* BEGIN *

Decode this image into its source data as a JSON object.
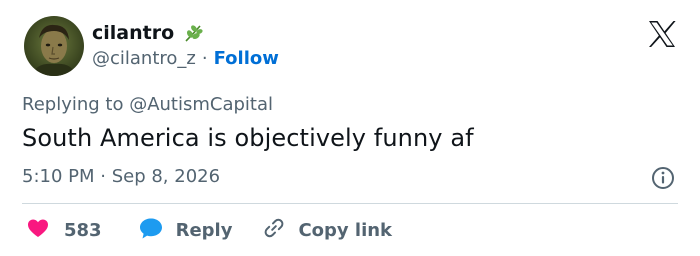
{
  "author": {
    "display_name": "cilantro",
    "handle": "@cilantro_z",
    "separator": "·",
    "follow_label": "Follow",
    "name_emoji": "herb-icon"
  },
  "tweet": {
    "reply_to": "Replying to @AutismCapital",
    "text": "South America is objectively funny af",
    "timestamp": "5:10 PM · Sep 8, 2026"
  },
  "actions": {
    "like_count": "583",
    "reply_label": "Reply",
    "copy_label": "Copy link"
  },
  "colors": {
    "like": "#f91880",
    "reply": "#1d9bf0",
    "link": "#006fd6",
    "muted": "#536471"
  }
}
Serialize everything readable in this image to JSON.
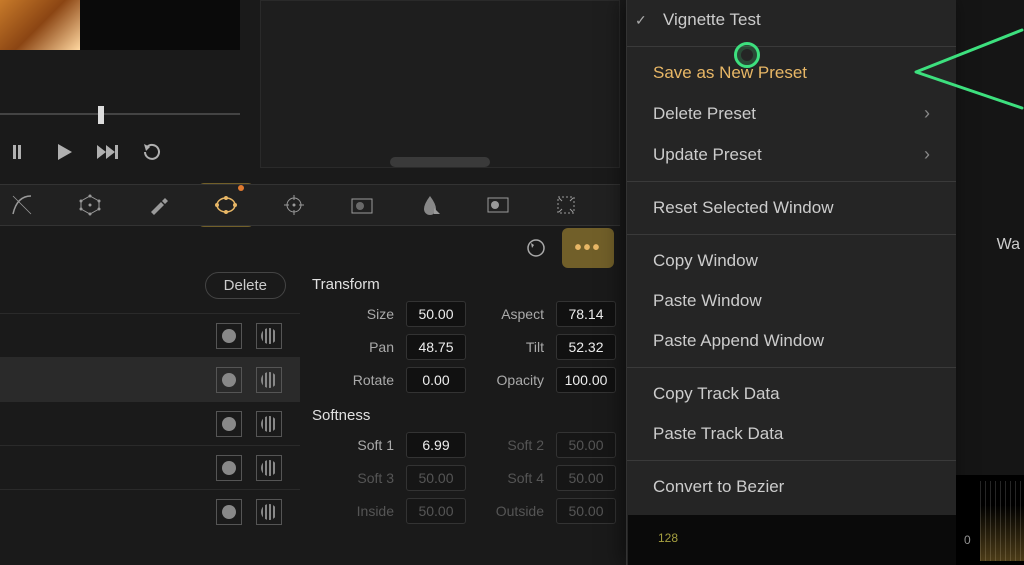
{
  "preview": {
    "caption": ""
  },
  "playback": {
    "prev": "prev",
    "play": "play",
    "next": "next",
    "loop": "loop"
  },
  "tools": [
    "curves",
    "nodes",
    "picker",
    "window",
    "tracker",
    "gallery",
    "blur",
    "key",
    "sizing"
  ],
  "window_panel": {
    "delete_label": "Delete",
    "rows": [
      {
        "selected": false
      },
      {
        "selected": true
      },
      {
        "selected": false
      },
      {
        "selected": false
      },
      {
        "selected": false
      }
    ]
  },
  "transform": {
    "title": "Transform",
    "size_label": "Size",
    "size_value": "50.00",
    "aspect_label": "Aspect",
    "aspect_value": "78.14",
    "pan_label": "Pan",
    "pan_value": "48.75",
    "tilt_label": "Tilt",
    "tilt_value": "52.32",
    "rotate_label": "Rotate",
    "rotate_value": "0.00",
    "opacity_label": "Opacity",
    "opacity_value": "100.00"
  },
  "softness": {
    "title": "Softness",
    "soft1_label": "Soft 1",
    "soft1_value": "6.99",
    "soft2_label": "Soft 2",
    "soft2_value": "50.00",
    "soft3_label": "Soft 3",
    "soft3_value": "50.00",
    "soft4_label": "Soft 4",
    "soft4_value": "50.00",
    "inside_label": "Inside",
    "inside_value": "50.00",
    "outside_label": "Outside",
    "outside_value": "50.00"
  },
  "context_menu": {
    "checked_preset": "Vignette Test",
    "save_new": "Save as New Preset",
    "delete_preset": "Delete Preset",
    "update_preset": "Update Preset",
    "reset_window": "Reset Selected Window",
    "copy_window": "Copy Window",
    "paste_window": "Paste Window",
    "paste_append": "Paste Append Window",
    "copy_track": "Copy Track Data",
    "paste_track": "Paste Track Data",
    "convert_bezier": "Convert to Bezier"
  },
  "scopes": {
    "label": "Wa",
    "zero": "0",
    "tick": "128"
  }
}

* END *
* BEGIN *

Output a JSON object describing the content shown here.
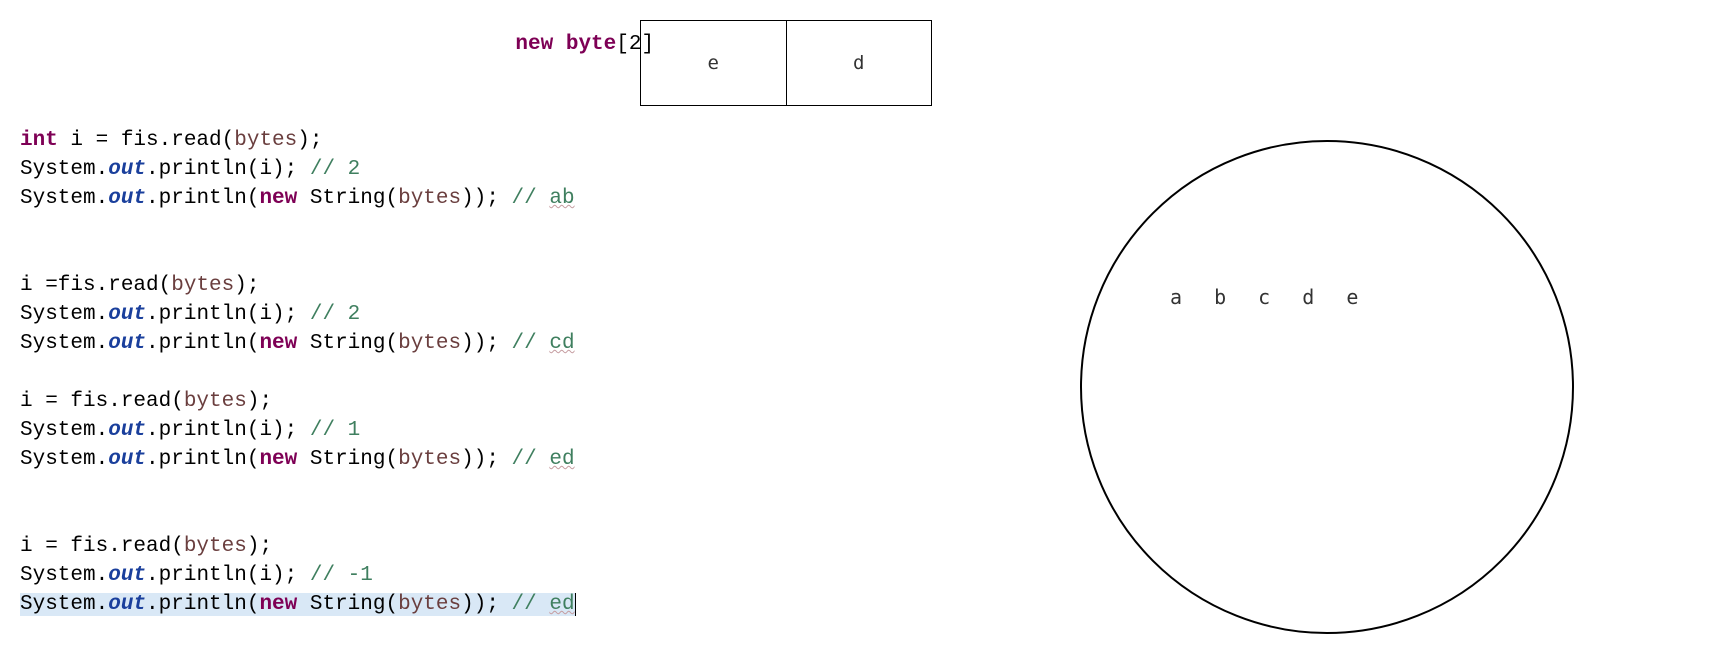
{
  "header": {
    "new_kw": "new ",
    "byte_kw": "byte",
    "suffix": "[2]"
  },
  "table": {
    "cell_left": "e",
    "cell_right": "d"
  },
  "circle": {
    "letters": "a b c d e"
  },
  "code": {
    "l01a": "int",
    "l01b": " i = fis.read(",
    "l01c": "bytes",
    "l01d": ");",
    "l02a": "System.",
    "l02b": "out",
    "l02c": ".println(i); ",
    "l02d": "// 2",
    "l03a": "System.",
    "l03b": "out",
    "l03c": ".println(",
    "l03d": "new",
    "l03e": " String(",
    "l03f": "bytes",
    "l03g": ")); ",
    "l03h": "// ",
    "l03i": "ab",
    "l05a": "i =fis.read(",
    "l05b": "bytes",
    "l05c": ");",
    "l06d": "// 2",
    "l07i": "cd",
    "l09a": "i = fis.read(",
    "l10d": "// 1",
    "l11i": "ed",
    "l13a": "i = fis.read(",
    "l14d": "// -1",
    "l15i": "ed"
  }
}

* END *

* SHORT EXERCISE
From the data above, work out how many lines hold "JSON". Answer with the number alone.

* EXERCISE RESPONSE
3